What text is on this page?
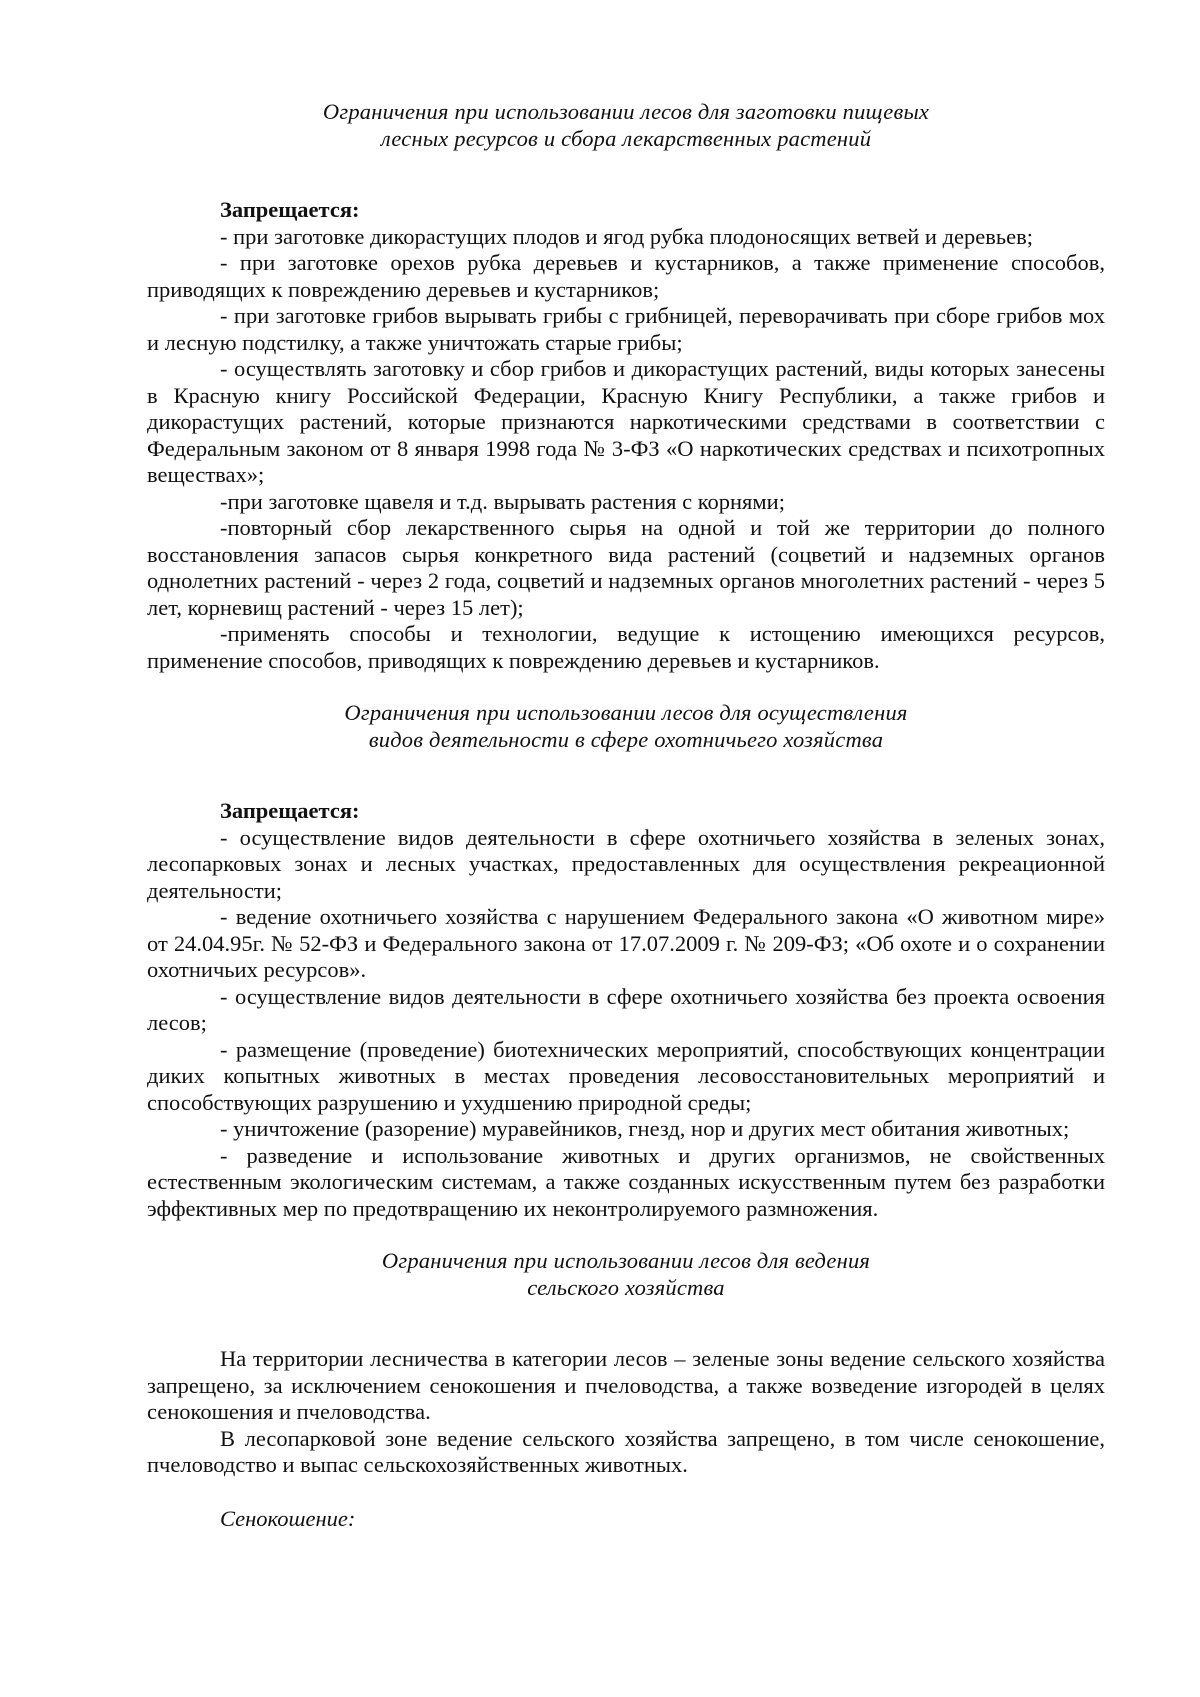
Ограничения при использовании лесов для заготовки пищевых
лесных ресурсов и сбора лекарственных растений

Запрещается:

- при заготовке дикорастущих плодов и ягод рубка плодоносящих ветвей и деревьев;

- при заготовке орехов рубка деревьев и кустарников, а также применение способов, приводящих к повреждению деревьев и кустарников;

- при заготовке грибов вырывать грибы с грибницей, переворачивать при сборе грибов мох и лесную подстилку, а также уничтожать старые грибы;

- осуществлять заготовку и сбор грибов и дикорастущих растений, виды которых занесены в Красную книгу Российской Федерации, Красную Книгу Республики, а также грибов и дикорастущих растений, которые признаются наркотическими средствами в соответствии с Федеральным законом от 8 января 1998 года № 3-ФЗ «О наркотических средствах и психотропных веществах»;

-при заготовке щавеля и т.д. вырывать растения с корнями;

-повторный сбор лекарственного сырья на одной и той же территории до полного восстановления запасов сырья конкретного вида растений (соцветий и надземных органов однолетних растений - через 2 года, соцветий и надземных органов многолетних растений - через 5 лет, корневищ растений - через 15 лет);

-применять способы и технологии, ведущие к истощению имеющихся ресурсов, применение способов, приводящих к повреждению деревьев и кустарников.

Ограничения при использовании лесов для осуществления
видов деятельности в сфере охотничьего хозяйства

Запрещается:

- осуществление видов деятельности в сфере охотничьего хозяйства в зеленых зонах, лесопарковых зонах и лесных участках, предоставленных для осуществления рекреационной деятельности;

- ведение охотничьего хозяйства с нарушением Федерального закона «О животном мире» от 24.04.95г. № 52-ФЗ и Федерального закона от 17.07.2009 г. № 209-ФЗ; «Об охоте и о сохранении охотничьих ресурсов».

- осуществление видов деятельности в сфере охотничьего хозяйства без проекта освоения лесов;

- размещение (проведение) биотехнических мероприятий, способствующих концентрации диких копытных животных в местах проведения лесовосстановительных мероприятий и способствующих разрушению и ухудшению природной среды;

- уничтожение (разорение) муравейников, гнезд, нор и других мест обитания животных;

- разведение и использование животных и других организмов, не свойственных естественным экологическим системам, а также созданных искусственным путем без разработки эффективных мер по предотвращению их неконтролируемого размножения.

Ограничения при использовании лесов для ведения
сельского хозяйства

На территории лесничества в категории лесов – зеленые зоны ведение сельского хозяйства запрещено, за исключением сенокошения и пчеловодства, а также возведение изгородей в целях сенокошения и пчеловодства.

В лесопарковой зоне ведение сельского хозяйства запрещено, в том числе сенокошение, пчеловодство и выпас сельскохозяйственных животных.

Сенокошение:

________________________________________

Your task is to gather all lines from the entries above that hold the word "территории".

-повторный сбор лекарственного сырья на одной и той же территории до полного восстановления запасов сырья конкретного вида растений (соцветий и надземных органов однолетних растений - через 2 года, соцветий и надземных органов многолетних растений - через 5 лет, корневищ растений - через 15 лет);
На территории лесничества в категории лесов – зеленые зоны ведение сельского хозяйства запрещено, за исключением сенокошения и пчеловодства, а также возведение изгородей в целях сенокошения и пчеловодства.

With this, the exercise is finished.